#### GIVEN PROBLEM:
For each line below that includes the word "Kansas", make a copy.

#####

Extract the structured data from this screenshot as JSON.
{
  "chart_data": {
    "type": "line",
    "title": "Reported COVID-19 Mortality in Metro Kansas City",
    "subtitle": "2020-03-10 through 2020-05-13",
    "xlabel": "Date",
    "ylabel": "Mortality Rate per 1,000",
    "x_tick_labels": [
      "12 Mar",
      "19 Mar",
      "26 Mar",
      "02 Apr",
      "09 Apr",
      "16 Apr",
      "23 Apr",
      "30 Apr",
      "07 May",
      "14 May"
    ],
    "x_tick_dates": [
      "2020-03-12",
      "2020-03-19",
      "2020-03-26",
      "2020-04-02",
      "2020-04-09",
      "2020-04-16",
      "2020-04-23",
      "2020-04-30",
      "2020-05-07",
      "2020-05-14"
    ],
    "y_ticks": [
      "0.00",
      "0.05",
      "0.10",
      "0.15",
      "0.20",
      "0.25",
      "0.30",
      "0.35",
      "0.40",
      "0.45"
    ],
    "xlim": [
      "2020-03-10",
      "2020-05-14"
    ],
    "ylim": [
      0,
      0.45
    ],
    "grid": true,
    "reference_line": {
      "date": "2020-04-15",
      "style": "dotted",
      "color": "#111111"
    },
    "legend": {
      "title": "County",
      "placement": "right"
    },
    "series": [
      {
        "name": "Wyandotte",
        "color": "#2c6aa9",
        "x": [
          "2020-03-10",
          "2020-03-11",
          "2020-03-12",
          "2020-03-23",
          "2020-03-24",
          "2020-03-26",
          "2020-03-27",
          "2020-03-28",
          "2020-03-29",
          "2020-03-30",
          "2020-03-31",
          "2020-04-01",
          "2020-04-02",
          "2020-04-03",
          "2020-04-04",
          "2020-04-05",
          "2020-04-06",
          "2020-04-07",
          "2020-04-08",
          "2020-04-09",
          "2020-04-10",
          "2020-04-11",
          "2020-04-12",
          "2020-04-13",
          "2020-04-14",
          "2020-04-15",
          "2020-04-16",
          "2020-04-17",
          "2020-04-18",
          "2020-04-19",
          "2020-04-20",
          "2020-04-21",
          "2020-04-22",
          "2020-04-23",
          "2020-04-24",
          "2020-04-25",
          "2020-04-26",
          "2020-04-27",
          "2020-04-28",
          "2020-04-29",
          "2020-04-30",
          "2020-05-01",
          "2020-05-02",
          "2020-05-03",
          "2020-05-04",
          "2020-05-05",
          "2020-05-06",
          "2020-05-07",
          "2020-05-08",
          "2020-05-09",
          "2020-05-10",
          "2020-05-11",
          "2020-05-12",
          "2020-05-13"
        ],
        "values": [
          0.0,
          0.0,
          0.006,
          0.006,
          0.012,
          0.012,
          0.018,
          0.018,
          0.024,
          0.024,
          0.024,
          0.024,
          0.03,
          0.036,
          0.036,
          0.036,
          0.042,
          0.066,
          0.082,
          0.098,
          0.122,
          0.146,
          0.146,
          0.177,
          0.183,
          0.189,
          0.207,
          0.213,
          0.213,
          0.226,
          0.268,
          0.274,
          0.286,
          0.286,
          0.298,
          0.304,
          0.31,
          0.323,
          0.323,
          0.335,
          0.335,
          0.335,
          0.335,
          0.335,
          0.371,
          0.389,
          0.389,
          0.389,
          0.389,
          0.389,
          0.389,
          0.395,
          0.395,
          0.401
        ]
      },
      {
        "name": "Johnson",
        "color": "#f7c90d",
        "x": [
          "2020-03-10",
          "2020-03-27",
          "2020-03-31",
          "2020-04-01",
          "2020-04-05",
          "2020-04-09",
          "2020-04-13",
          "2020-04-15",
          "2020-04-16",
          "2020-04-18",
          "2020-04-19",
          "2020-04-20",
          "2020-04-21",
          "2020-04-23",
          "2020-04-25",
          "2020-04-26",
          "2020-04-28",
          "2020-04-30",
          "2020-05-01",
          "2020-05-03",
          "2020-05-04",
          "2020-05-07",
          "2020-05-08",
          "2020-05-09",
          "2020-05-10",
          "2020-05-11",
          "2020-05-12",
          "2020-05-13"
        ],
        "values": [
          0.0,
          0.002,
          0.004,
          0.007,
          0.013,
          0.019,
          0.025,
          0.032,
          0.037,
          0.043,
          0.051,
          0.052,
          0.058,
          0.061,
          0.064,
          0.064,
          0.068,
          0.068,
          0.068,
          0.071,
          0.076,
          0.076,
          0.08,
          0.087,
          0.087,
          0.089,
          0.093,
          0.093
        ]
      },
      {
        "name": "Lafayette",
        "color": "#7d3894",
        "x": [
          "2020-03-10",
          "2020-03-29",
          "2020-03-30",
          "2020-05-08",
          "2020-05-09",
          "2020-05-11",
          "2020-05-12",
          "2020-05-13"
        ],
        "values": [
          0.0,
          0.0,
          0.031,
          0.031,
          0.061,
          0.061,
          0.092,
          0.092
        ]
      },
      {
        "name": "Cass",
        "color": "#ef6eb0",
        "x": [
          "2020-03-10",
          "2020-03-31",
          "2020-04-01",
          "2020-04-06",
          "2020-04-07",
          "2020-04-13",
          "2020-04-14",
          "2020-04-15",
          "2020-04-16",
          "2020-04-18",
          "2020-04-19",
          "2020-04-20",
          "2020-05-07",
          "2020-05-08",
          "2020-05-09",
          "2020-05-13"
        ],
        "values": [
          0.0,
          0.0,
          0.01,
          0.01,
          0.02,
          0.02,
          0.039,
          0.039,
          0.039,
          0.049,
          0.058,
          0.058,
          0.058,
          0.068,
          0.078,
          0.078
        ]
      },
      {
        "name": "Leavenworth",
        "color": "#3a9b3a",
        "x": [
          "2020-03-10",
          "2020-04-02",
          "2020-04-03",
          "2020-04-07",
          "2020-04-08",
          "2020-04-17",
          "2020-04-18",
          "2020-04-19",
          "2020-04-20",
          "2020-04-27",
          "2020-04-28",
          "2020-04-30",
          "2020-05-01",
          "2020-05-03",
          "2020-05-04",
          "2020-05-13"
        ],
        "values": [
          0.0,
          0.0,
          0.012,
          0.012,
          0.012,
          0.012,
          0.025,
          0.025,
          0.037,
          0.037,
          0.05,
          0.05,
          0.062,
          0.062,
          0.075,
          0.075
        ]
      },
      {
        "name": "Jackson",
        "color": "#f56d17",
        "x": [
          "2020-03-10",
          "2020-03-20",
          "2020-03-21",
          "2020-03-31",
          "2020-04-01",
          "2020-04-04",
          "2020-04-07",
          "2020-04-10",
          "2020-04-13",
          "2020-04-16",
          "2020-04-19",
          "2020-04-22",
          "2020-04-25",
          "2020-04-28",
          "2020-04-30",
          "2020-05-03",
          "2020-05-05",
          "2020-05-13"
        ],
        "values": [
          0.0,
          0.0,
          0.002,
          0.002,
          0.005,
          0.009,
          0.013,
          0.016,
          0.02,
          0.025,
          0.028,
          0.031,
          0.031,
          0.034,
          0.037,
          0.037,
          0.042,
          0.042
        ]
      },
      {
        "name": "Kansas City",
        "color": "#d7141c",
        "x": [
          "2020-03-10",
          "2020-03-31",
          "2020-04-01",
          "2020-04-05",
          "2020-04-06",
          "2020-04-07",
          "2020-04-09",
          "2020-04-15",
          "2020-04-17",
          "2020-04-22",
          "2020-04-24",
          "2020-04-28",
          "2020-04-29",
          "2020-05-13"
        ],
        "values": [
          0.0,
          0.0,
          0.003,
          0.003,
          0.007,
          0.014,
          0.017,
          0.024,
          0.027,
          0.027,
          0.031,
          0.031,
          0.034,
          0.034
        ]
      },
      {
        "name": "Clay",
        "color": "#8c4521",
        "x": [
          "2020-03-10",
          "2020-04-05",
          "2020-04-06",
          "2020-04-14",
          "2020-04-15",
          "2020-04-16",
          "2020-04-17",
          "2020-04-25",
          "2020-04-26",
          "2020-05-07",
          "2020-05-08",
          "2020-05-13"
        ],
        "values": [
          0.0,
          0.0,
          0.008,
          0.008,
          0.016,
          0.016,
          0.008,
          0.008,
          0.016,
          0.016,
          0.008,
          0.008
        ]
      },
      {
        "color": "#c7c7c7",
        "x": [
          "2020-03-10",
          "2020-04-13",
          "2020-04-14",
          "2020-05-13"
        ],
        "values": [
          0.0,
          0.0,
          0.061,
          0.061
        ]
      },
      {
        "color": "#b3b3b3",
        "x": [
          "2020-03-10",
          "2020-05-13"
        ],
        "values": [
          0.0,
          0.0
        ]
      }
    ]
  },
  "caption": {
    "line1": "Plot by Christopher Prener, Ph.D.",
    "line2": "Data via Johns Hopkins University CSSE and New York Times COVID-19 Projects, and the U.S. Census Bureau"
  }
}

#####

#### COMPLETED EXERCISE:
    "title": "Reported COVID-19 Mortality in Metro Kansas City",
        "name": "Kansas City",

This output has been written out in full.